▶ **To be done**: The exercise asks for every line of the data to be reproduced exactly.

(Collected data)
· · · · ·

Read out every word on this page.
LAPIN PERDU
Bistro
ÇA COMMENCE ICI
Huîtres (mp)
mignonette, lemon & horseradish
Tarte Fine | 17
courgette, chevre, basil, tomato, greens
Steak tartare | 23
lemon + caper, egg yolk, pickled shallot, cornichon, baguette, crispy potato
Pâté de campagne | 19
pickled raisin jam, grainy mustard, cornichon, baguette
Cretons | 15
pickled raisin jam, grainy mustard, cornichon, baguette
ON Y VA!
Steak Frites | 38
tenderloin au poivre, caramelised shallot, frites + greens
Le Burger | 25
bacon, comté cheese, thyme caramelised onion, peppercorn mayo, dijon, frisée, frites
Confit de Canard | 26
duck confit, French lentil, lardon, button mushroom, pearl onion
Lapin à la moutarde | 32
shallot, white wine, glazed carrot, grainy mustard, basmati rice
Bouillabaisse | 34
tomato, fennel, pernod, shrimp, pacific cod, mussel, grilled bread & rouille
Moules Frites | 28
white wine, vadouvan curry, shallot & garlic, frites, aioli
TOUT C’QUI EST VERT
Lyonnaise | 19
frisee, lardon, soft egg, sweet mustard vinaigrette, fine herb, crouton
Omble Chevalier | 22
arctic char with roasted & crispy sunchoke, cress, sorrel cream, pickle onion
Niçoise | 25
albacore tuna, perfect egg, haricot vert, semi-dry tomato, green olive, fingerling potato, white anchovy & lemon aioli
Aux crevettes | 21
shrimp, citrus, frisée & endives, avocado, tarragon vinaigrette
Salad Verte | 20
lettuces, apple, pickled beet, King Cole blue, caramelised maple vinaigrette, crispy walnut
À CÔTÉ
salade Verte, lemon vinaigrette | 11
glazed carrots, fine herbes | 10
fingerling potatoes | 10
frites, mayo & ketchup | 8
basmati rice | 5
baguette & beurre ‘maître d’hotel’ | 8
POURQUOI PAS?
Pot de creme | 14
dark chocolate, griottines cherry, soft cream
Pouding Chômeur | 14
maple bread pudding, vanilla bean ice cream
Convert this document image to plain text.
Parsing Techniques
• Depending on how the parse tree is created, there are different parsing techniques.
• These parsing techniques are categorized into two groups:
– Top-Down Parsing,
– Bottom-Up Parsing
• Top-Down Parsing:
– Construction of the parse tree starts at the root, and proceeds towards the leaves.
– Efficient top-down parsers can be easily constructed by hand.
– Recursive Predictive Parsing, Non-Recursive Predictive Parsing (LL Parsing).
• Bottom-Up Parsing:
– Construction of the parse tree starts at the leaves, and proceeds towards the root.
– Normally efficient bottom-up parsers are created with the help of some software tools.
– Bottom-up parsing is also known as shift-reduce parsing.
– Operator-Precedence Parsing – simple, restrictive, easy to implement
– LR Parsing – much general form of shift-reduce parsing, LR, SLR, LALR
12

· · · · ·

▶ **Task response**:
Read out every word on this page.
LAPIN PERDU
Bistro
ÇA COMMENCE ICI
Huîtres (mp)
mignonette, lemon & horseradish
Tarte Fine | 17
courgette, chevre, basil, tomato, greens
Steak tartare | 23
lemon + caper, egg yolk, pickled shallot, cornichon, baguette, crispy potato
Pâté de campagne | 19
pickled raisin jam, grainy mustard, cornichon, baguette
Cretons | 15
pickled raisin jam, grainy mustard, cornichon, baguette
ON Y VA!
Steak Frites | 38
tenderloin au poivre, caramelised shallot, frites + greens
Le Burger | 25
bacon, comté cheese, thyme caramelised onion, peppercorn mayo, dijon, frisée, frites
Confit de Canard | 26
duck confit, French lentil, lardon, button mushroom, pearl onion
Lapin à la moutarde | 32
shallot, white wine, glazed carrot, grainy mustard, basmati rice
Bouillabaisse | 34
tomato, fennel, pernod, shrimp, pacific cod, mussel, grilled bread & rouille
Moules Frites | 28
white wine, vadouvan curry, shallot & garlic, frites, aioli
TOUT C’QUI EST VERT
Lyonnaise | 19
frisee, lardon, soft egg, sweet mustard vinaigrette, fine herb, crouton
Omble Chevalier | 22
arctic char with roasted & crispy sunchoke, cress, sorrel cream, pickle onion
Niçoise | 25
albacore tuna, perfect egg, haricot vert, semi-dry tomato, green olive, fingerling potato, white anchovy & lemon aioli
Aux crevettes | 21
shrimp, citrus, frisée & endives, avocado, tarragon vinaigrette
Salad Verte | 20
lettuces, apple, pickled beet, King Cole blue, caramelised maple vinaigrette, crispy walnut
À CÔTÉ
salade Verte, lemon vinaigrette | 11
glazed carrots, fine herbes | 10
fingerling potatoes | 10
frites, mayo & ketchup | 8
basmati rice | 5
baguette & beurre ‘maître d’hotel’ | 8
POURQUOI PAS?
Pot de creme | 14
dark chocolate, griottines cherry, soft cream
Pouding Chômeur | 14
maple bread pudding, vanilla bean ice cream
Convert this document image to plain text.
Parsing Techniques
• Depending on how the parse tree is created, there are different parsing techniques.
• These parsing techniques are categorized into two groups:
– Top-Down Parsing,
– Bottom-Up Parsing
• Top-Down Parsing:
– Construction of the parse tree starts at the root, and proceeds towards the leaves.
– Efficient top-down parsers can be easily constructed by hand.
– Recursive Predictive Parsing, Non-Recursive Predictive Parsing (LL Parsing).
• Bottom-Up Parsing:
– Construction of the parse tree starts at the leaves, and proceeds towards the root.
– Normally efficient bottom-up parsers are created with the help of some software tools.
– Bottom-up parsing is also known as shift-reduce parsing.
– Operator-Precedence Parsing – simple, restrictive, easy to implement
– LR Parsing – much general form of shift-reduce parsing, LR, SLR, LALR
12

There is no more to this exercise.